• [Given exercise] Go through the records and copy each line where the word "brand" occurs.

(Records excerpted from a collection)
○ ○ ○ ○ ○ ○ ○

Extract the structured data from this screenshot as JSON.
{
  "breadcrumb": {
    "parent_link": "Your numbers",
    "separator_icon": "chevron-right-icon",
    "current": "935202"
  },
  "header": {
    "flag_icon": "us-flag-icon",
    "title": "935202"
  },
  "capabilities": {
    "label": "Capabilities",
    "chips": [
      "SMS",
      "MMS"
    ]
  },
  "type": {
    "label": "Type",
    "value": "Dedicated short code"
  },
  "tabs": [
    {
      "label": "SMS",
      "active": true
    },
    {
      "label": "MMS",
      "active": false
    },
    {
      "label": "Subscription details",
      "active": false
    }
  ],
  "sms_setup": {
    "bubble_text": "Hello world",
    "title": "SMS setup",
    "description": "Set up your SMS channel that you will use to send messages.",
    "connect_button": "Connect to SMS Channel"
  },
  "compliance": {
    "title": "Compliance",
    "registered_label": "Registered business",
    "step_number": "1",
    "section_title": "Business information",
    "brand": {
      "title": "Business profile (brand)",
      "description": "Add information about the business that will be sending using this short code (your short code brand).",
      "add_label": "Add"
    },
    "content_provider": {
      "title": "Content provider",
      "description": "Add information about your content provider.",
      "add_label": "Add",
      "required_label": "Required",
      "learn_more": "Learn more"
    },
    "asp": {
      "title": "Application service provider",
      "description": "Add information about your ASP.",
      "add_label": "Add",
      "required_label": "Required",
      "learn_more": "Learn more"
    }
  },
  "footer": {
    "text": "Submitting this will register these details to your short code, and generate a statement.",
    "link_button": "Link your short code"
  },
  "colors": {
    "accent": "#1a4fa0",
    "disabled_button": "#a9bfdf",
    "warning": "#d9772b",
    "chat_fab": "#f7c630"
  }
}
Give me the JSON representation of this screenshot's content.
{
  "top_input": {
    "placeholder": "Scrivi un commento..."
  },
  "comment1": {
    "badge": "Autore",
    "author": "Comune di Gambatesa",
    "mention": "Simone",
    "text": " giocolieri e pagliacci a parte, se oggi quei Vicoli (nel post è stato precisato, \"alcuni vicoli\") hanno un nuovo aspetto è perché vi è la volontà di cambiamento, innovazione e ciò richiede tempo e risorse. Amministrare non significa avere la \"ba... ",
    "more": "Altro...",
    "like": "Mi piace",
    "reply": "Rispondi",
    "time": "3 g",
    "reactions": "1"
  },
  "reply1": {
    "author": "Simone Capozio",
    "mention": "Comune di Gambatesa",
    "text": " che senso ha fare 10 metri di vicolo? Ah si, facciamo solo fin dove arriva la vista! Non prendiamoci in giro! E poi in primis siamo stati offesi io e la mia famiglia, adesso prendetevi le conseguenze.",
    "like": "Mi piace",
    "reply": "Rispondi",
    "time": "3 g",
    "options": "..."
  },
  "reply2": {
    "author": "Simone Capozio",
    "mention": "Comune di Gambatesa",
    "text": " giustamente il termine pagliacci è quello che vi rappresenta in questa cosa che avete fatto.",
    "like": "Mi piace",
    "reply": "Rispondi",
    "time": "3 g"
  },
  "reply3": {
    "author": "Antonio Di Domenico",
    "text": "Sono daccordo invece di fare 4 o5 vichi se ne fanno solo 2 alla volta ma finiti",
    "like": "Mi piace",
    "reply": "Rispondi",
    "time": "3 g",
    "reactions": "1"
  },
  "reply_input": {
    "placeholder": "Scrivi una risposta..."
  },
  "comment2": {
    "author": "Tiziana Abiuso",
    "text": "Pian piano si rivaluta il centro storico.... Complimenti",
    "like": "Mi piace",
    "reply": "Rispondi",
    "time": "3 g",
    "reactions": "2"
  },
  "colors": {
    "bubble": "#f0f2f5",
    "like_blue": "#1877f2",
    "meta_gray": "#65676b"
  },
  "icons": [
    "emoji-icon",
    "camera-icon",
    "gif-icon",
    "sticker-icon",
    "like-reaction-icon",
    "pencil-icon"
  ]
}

○ ○ ○ ○ ○ ○ ○

• [Correct output]
    "brand": {
      "title": "Business profile (brand)",
      "description": "Add information about the business that will be sending using this short code (your short code brand).",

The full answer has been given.